• Exercise instructions: An exact copy of every record is needed.

• Data lines:

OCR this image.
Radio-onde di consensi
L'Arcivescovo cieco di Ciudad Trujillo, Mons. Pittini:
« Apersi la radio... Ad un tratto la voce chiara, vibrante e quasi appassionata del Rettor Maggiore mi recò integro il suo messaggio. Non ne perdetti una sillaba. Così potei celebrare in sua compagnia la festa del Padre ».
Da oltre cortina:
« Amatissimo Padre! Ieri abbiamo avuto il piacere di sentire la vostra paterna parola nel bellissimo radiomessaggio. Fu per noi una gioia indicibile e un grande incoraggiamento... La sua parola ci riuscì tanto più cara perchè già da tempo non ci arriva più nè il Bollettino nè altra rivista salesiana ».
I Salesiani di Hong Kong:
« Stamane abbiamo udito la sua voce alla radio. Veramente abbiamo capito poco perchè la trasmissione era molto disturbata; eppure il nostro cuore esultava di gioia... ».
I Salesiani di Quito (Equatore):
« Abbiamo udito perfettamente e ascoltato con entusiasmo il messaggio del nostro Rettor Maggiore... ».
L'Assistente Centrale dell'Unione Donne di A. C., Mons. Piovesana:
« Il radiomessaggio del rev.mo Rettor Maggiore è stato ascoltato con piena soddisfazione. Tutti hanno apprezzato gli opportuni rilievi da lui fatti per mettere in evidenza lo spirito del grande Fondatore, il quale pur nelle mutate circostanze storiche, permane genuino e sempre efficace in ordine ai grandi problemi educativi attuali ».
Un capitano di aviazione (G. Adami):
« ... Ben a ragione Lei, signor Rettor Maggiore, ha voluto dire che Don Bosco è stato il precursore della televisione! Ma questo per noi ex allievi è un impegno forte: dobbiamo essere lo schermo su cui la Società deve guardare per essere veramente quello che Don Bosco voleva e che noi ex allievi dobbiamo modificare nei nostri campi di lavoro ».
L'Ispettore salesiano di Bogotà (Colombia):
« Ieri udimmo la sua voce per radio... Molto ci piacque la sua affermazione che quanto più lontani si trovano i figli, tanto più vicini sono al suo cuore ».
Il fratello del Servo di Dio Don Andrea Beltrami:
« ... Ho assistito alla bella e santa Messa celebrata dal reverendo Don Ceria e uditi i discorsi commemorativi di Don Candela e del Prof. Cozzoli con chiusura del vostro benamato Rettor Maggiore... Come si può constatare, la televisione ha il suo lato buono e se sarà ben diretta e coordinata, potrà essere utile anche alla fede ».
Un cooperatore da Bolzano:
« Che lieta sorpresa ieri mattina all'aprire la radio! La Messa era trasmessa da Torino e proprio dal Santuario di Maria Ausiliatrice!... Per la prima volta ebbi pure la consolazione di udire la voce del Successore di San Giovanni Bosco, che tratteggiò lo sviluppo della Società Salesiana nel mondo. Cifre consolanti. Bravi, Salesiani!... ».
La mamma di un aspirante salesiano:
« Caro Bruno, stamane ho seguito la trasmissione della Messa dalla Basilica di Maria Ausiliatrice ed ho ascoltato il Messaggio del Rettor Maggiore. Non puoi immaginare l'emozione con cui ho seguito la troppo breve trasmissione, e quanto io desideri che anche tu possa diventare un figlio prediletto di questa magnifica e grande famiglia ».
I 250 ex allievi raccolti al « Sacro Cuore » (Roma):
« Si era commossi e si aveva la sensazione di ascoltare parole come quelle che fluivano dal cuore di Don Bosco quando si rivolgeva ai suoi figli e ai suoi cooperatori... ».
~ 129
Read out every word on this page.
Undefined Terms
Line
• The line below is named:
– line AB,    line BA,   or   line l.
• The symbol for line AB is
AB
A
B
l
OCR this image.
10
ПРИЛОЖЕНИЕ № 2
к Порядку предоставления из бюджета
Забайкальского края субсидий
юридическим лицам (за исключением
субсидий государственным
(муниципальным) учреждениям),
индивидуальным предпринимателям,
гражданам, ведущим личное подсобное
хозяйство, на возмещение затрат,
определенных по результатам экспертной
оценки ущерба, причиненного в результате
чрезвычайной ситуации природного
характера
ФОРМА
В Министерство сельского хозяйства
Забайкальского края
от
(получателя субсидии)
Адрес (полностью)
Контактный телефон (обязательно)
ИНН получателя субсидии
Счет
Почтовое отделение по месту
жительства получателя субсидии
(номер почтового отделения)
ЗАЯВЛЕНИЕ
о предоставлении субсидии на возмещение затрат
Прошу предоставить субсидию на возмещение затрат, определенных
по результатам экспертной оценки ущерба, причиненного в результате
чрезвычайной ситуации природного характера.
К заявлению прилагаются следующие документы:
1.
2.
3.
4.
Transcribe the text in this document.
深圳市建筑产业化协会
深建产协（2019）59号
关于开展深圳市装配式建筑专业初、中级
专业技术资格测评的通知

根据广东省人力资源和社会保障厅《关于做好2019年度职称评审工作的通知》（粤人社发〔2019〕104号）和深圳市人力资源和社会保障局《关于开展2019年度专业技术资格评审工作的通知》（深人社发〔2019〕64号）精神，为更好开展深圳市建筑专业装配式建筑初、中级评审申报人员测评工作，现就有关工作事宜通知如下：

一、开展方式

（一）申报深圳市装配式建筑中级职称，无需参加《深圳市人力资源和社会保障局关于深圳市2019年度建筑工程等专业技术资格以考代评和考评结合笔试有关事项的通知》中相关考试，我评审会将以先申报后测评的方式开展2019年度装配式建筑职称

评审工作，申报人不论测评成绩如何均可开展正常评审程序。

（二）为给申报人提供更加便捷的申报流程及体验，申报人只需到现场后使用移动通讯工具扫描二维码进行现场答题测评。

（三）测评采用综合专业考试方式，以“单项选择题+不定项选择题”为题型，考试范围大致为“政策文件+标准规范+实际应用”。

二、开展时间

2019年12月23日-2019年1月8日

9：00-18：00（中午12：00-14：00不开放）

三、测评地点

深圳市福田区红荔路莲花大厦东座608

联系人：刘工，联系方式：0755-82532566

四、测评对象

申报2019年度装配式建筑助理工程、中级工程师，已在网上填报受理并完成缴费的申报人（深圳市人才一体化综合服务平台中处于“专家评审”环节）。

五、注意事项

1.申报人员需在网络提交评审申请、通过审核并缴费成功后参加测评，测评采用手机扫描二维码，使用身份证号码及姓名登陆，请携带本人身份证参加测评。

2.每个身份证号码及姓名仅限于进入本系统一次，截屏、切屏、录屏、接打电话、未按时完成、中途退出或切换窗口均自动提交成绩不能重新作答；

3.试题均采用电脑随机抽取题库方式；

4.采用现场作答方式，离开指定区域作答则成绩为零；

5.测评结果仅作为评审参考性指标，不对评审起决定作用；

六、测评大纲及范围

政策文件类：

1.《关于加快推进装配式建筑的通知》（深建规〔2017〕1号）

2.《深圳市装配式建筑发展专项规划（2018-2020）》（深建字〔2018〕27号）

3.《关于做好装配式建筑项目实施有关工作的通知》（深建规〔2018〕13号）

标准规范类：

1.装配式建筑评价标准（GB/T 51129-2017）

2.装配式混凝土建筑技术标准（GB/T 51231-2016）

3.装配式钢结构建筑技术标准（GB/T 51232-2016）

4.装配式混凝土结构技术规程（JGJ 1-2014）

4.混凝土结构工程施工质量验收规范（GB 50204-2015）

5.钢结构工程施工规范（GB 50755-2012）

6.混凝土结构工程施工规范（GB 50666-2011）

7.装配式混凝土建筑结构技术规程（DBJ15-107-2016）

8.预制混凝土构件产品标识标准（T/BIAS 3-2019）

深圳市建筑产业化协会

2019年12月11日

• Result:
OCR this image.
Radio-onde di consensi
L'Arcivescovo cieco di Ciudad Trujillo, Mons. Pittini:
« Apersi la radio... Ad un tratto la voce chiara, vibrante e quasi appassionata del Rettor Maggiore mi recò integro il suo messaggio. Non ne perdetti una sillaba. Così potei celebrare in sua compagnia la festa del Padre ».
Da oltre cortina:
« Amatissimo Padre! Ieri abbiamo avuto il piacere di sentire la vostra paterna parola nel bellissimo radiomessaggio. Fu per noi una gioia indicibile e un grande incoraggiamento... La sua parola ci riuscì tanto più cara perchè già da tempo non ci arriva più nè il Bollettino nè altra rivista salesiana ».
I Salesiani di Hong Kong:
« Stamane abbiamo udito la sua voce alla radio. Veramente abbiamo capito poco perchè la trasmissione era molto disturbata; eppure il nostro cuore esultava di gioia... ».
I Salesiani di Quito (Equatore):
« Abbiamo udito perfettamente e ascoltato con entusiasmo il messaggio del nostro Rettor Maggiore... ».
L'Assistente Centrale dell'Unione Donne di A. C., Mons. Piovesana:
« Il radiomessaggio del rev.mo Rettor Maggiore è stato ascoltato con piena soddisfazione. Tutti hanno apprezzato gli opportuni rilievi da lui fatti per mettere in evidenza lo spirito del grande Fondatore, il quale pur nelle mutate circostanze storiche, permane genuino e sempre efficace in ordine ai grandi problemi educativi attuali ».
Un capitano di aviazione (G. Adami):
« ... Ben a ragione Lei, signor Rettor Maggiore, ha voluto dire che Don Bosco è stato il precursore della televisione! Ma questo per noi ex allievi è un impegno forte: dobbiamo essere lo schermo su cui la Società deve guardare per essere veramente quello che Don Bosco voleva e che noi ex allievi dobbiamo modificare nei nostri campi di lavoro ».
L'Ispettore salesiano di Bogotà (Colombia):
« Ieri udimmo la sua voce per radio... Molto ci piacque la sua affermazione che quanto più lontani si trovano i figli, tanto più vicini sono al suo cuore ».
Il fratello del Servo di Dio Don Andrea Beltrami:
« ... Ho assistito alla bella e santa Messa celebrata dal reverendo Don Ceria e uditi i discorsi commemorativi di Don Candela e del Prof. Cozzoli con chiusura del vostro benamato Rettor Maggiore... Come si può constatare, la televisione ha il suo lato buono e se sarà ben diretta e coordinata, potrà essere utile anche alla fede ».
Un cooperatore da Bolzano:
« Che lieta sorpresa ieri mattina all'aprire la radio! La Messa era trasmessa da Torino e proprio dal Santuario di Maria Ausiliatrice!... Per la prima volta ebbi pure la consolazione di udire la voce del Successore di San Giovanni Bosco, che tratteggiò lo sviluppo della Società Salesiana nel mondo. Cifre consolanti. Bravi, Salesiani!... ».
La mamma di un aspirante salesiano:
« Caro Bruno, stamane ho seguito la trasmissione della Messa dalla Basilica di Maria Ausiliatrice ed ho ascoltato il Messaggio del Rettor Maggiore. Non puoi immaginare l'emozione con cui ho seguito la troppo breve trasmissione, e quanto io desideri che anche tu possa diventare un figlio prediletto di questa magnifica e grande famiglia ».
I 250 ex allievi raccolti al « Sacro Cuore » (Roma):
« Si era commossi e si aveva la sensazione di ascoltare parole come quelle che fluivano dal cuore di Don Bosco quando si rivolgeva ai suoi figli e ai suoi cooperatori... ».
~ 129
Read out every word on this page.
Undefined Terms
Line
• The line below is named:
– line AB,    line BA,   or   line l.
• The symbol for line AB is
AB
A
B
l
OCR this image.
10
ПРИЛОЖЕНИЕ № 2
к Порядку предоставления из бюджета
Забайкальского края субсидий
юридическим лицам (за исключением
субсидий государственным
(муниципальным) учреждениям),
индивидуальным предпринимателям,
гражданам, ведущим личное подсобное
хозяйство, на возмещение затрат,
определенных по результатам экспертной
оценки ущерба, причиненного в результате
чрезвычайной ситуации природного
характера
ФОРМА
В Министерство сельского хозяйства
Забайкальского края
от
(получателя субсидии)
Адрес (полностью)
Контактный телефон (обязательно)
ИНН получателя субсидии
Счет
Почтовое отделение по месту
жительства получателя субсидии
(номер почтового отделения)
ЗАЯВЛЕНИЕ
о предоставлении субсидии на возмещение затрат
Прошу предоставить субсидию на возмещение затрат, определенных
по результатам экспертной оценки ущерба, причиненного в результате
чрезвычайной ситуации природного характера.
К заявлению прилагаются следующие документы:
1.
2.
3.
4.
Transcribe the text in this document.
深圳市建筑产业化协会
深建产协（2019）59号
关于开展深圳市装配式建筑专业初、中级
专业技术资格测评的通知

根据广东省人力资源和社会保障厅《关于做好2019年度职称评审工作的通知》（粤人社发〔2019〕104号）和深圳市人力资源和社会保障局《关于开展2019年度专业技术资格评审工作的通知》（深人社发〔2019〕64号）精神，为更好开展深圳市建筑专业装配式建筑初、中级评审申报人员测评工作，现就有关工作事宜通知如下：

一、开展方式

（一）申报深圳市装配式建筑中级职称，无需参加《深圳市人力资源和社会保障局关于深圳市2019年度建筑工程等专业技术资格以考代评和考评结合笔试有关事项的通知》中相关考试，我评审会将以先申报后测评的方式开展2019年度装配式建筑职称

评审工作，申报人不论测评成绩如何均可开展正常评审程序。

（二）为给申报人提供更加便捷的申报流程及体验，申报人只需到现场后使用移动通讯工具扫描二维码进行现场答题测评。

（三）测评采用综合专业考试方式，以“单项选择题+不定项选择题”为题型，考试范围大致为“政策文件+标准规范+实际应用”。

二、开展时间

2019年12月23日-2019年1月8日

9：00-18：00（中午12：00-14：00不开放）

三、测评地点

深圳市福田区红荔路莲花大厦东座608

联系人：刘工，联系方式：0755-82532566

四、测评对象

申报2019年度装配式建筑助理工程、中级工程师，已在网上填报受理并完成缴费的申报人（深圳市人才一体化综合服务平台中处于“专家评审”环节）。

五、注意事项

1.申报人员需在网络提交评审申请、通过审核并缴费成功后参加测评，测评采用手机扫描二维码，使用身份证号码及姓名登陆，请携带本人身份证参加测评。

2.每个身份证号码及姓名仅限于进入本系统一次，截屏、切屏、录屏、接打电话、未按时完成、中途退出或切换窗口均自动提交成绩不能重新作答；

3.试题均采用电脑随机抽取题库方式；

4.采用现场作答方式，离开指定区域作答则成绩为零；

5.测评结果仅作为评审参考性指标，不对评审起决定作用；

六、测评大纲及范围

政策文件类：

1.《关于加快推进装配式建筑的通知》（深建规〔2017〕1号）

2.《深圳市装配式建筑发展专项规划（2018-2020）》（深建字〔2018〕27号）

3.《关于做好装配式建筑项目实施有关工作的通知》（深建规〔2018〕13号）

标准规范类：

1.装配式建筑评价标准（GB/T 51129-2017）

2.装配式混凝土建筑技术标准（GB/T 51231-2016）

3.装配式钢结构建筑技术标准（GB/T 51232-2016）

4.装配式混凝土结构技术规程（JGJ 1-2014）

4.混凝土结构工程施工质量验收规范（GB 50204-2015）

5.钢结构工程施工规范（GB 50755-2012）

6.混凝土结构工程施工规范（GB 50666-2011）

7.装配式混凝土建筑结构技术规程（DBJ15-107-2016）

8.预制混凝土构件产品标识标准（T/BIAS 3-2019）

深圳市建筑产业化协会

2019年12月11日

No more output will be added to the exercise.